## Begin Data provided
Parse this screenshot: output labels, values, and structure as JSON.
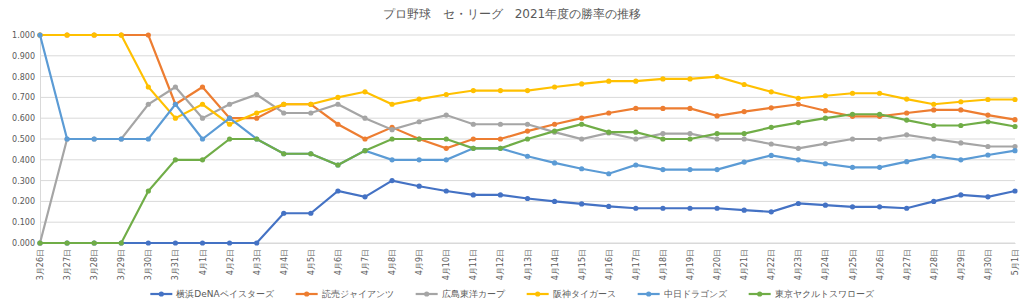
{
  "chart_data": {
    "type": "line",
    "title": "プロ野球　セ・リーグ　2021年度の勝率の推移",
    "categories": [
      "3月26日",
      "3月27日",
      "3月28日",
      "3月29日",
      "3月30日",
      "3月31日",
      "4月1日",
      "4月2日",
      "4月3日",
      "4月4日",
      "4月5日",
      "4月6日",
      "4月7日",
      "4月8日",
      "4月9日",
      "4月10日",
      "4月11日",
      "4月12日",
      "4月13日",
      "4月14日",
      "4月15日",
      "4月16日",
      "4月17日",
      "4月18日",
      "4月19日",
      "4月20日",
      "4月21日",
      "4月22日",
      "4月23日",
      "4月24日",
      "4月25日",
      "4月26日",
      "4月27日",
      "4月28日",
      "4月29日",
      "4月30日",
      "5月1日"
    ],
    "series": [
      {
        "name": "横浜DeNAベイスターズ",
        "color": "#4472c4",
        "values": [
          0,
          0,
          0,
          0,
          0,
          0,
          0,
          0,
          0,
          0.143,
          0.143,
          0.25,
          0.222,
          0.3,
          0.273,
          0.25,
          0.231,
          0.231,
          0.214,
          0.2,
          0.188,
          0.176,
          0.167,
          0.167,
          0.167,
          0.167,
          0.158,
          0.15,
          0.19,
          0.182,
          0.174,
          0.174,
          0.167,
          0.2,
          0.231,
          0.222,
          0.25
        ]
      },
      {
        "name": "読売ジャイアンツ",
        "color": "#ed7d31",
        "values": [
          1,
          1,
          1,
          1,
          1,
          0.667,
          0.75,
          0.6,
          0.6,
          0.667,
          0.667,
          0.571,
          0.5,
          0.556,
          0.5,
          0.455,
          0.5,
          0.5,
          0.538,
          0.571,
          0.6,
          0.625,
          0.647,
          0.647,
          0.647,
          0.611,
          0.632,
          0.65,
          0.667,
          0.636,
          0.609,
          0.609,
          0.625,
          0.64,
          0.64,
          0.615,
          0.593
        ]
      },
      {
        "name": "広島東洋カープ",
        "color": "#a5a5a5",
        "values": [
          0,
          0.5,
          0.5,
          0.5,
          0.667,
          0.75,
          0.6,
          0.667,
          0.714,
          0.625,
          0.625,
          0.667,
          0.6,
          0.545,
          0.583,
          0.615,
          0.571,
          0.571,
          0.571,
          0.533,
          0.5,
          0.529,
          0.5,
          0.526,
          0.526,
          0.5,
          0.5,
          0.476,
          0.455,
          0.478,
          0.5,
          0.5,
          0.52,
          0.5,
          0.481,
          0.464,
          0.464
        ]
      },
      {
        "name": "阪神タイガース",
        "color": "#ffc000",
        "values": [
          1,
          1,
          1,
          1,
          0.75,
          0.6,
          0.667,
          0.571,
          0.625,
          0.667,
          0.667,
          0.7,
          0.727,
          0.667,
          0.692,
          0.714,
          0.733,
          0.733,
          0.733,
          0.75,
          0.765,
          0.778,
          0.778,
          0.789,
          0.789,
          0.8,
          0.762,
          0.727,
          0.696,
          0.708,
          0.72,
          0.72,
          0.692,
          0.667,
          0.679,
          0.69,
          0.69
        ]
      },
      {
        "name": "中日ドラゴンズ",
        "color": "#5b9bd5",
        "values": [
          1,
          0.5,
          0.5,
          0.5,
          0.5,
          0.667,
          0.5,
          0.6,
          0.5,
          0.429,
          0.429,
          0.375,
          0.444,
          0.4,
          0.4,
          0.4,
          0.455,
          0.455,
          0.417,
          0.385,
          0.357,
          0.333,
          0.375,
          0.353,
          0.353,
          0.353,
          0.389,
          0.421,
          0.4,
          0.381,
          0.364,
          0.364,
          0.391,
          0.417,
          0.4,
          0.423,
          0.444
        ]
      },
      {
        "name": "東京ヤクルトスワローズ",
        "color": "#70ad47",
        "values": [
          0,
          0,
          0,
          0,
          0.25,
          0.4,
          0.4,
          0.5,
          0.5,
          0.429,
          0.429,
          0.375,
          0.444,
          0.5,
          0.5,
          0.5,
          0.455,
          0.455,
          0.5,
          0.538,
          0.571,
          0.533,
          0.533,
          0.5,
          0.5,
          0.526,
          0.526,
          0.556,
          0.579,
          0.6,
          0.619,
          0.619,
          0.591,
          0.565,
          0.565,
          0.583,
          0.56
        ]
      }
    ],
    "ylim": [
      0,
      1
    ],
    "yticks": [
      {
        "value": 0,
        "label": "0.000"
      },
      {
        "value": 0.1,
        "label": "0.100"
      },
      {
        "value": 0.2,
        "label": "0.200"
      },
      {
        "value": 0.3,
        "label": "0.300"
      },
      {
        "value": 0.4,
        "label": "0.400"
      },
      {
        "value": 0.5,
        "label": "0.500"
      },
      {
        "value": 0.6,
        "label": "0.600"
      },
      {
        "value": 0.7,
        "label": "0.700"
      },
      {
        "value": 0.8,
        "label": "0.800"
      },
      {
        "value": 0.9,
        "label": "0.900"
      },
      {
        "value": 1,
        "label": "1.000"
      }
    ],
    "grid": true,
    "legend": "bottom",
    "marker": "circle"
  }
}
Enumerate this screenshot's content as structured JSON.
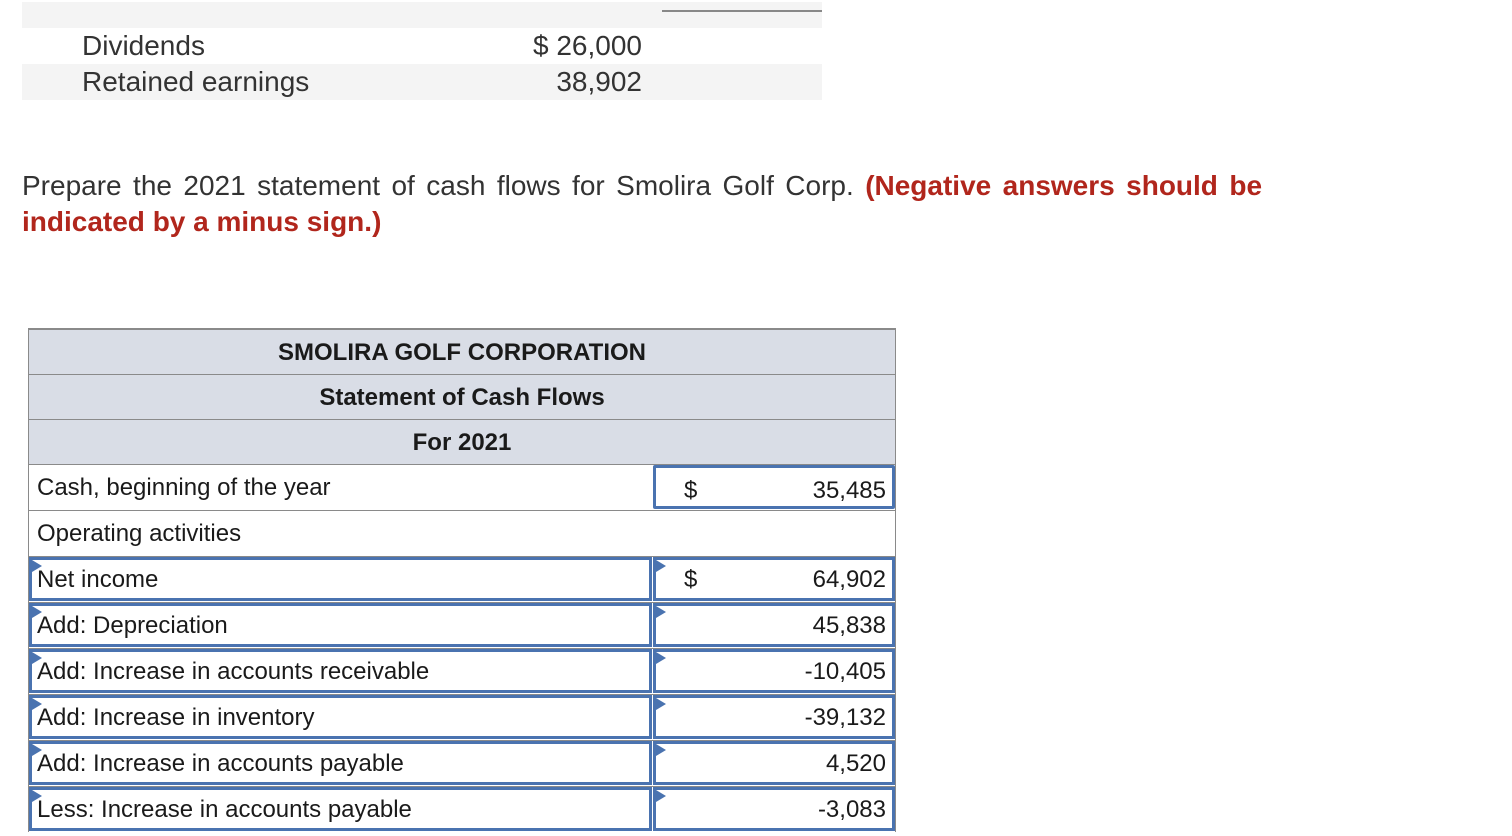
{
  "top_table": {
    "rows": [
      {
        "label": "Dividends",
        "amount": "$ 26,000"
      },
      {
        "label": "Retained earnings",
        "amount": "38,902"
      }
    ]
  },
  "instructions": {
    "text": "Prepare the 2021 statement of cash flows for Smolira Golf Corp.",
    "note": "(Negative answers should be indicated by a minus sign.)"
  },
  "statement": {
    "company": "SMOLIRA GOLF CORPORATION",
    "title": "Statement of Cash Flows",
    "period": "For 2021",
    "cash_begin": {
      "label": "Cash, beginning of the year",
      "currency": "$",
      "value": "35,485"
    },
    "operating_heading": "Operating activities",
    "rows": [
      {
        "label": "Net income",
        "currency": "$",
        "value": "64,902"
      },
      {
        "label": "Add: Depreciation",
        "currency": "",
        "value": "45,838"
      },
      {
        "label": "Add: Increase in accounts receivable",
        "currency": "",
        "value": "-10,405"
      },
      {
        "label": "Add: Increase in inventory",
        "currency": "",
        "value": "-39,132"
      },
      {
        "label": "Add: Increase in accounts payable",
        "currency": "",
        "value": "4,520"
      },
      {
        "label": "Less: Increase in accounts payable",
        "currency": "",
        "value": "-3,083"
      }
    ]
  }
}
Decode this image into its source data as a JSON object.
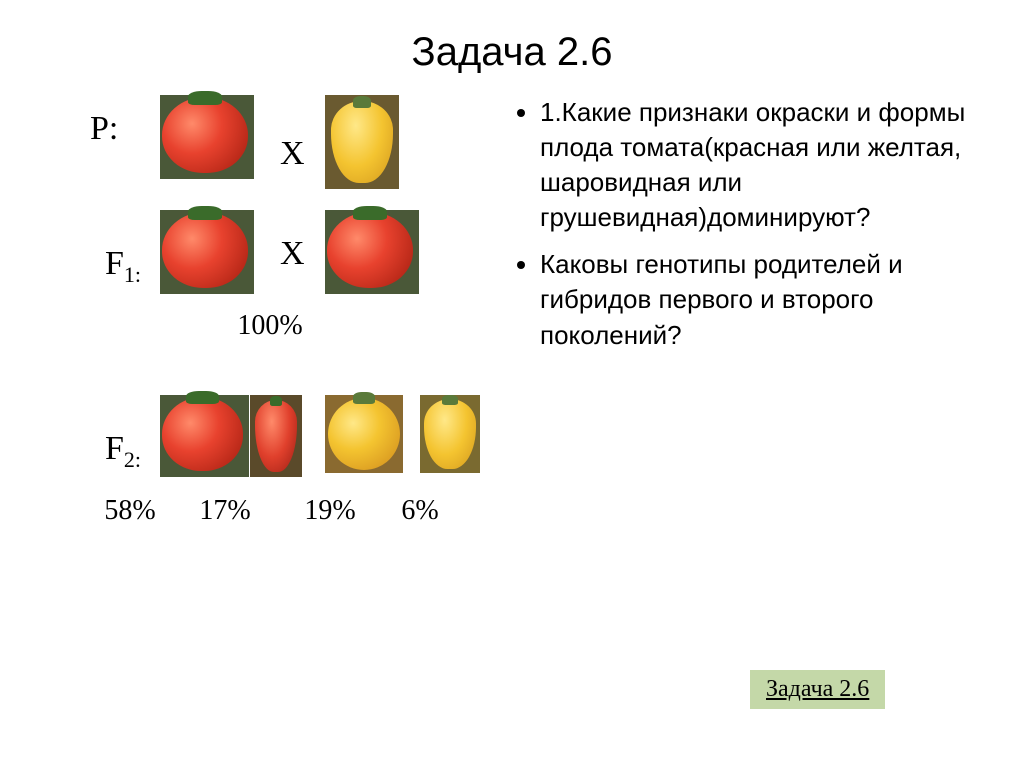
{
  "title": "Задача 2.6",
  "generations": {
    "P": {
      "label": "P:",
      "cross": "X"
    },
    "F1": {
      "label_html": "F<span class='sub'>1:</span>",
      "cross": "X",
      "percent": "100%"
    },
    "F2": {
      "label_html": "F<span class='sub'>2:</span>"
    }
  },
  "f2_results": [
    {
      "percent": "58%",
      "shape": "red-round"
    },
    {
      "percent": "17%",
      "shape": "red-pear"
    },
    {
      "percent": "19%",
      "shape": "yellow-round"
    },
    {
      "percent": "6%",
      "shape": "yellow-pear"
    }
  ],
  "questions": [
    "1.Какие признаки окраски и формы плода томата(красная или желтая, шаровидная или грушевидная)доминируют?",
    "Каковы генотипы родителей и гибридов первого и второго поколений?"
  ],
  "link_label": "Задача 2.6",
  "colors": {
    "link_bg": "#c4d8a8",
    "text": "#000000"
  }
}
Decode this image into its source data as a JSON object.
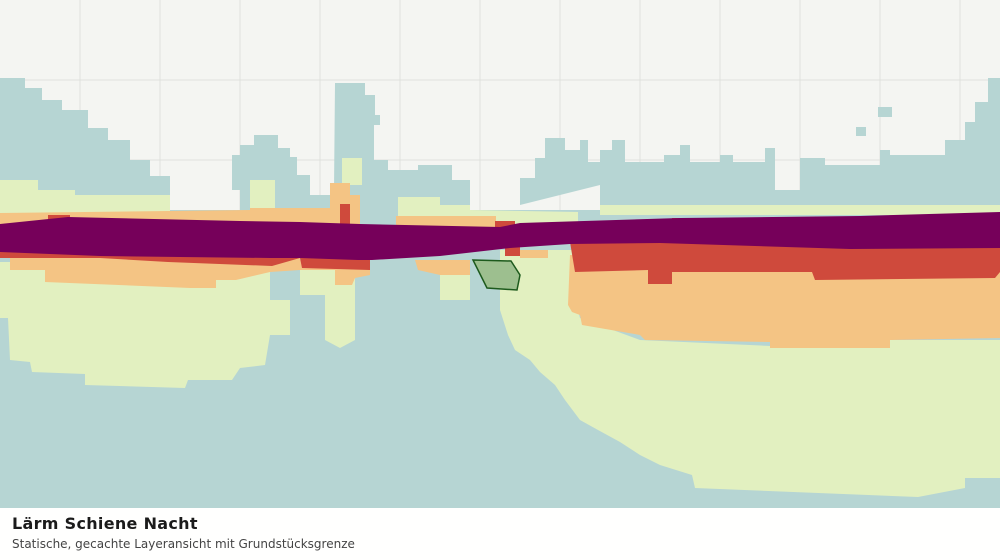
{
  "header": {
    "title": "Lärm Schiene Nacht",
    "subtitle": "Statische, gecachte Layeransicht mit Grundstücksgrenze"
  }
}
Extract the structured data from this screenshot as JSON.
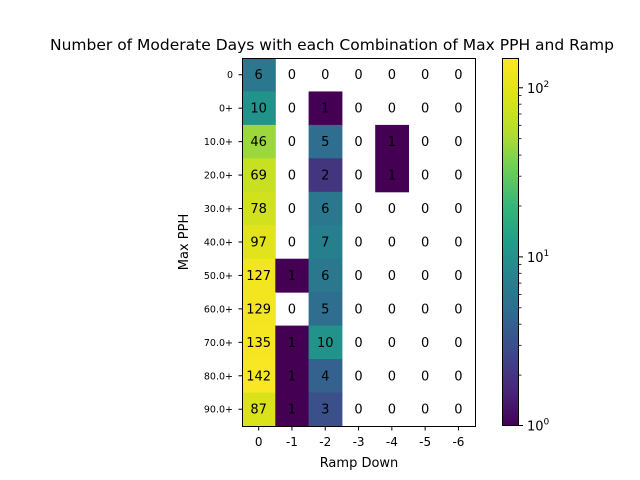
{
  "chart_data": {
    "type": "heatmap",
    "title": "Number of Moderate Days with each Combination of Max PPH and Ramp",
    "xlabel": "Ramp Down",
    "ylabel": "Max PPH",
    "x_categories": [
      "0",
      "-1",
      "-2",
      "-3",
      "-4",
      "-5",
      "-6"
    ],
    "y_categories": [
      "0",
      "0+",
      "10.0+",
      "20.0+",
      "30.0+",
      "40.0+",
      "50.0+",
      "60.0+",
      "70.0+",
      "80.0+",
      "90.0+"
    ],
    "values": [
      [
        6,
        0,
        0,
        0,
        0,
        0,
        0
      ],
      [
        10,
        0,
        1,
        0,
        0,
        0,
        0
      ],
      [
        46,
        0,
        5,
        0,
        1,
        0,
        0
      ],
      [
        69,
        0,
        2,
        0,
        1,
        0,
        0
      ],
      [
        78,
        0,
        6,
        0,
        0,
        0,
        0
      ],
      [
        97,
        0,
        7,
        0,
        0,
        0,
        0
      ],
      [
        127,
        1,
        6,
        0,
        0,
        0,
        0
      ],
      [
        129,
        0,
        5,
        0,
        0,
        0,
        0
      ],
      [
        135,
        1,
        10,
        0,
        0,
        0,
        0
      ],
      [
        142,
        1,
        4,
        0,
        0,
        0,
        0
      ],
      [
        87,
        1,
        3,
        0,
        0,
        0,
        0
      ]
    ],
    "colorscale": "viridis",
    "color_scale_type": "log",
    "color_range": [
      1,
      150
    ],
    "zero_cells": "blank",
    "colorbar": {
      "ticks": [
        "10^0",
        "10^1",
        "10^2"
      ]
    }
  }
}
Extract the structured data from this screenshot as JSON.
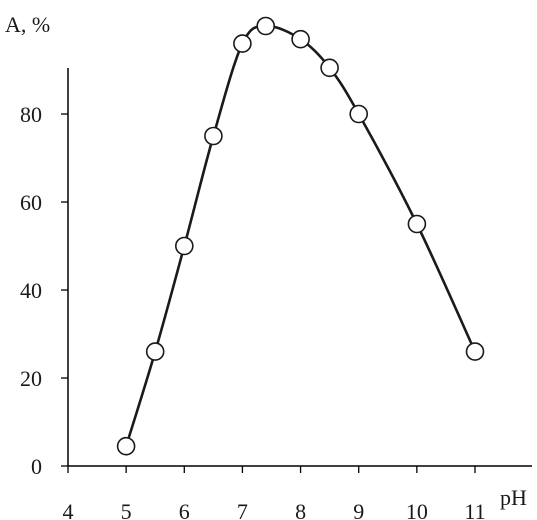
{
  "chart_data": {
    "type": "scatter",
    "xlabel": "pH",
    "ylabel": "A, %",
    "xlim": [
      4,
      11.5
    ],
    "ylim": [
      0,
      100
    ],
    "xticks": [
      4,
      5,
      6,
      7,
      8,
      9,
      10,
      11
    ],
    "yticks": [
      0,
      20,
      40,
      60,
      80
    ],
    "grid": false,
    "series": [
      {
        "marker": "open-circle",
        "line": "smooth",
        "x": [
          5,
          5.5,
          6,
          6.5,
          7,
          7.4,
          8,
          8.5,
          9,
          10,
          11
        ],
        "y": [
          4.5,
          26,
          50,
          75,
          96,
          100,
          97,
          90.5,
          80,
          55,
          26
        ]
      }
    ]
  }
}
## End Data provided
| Directions |
Take every line from the records above that has the word "percent" and copy it.

| Output of the exercise |
      "percent": "100%"
      "percent": "58%",
      "percent": "17%",
      "percent": "19%",
      "percent": "6%",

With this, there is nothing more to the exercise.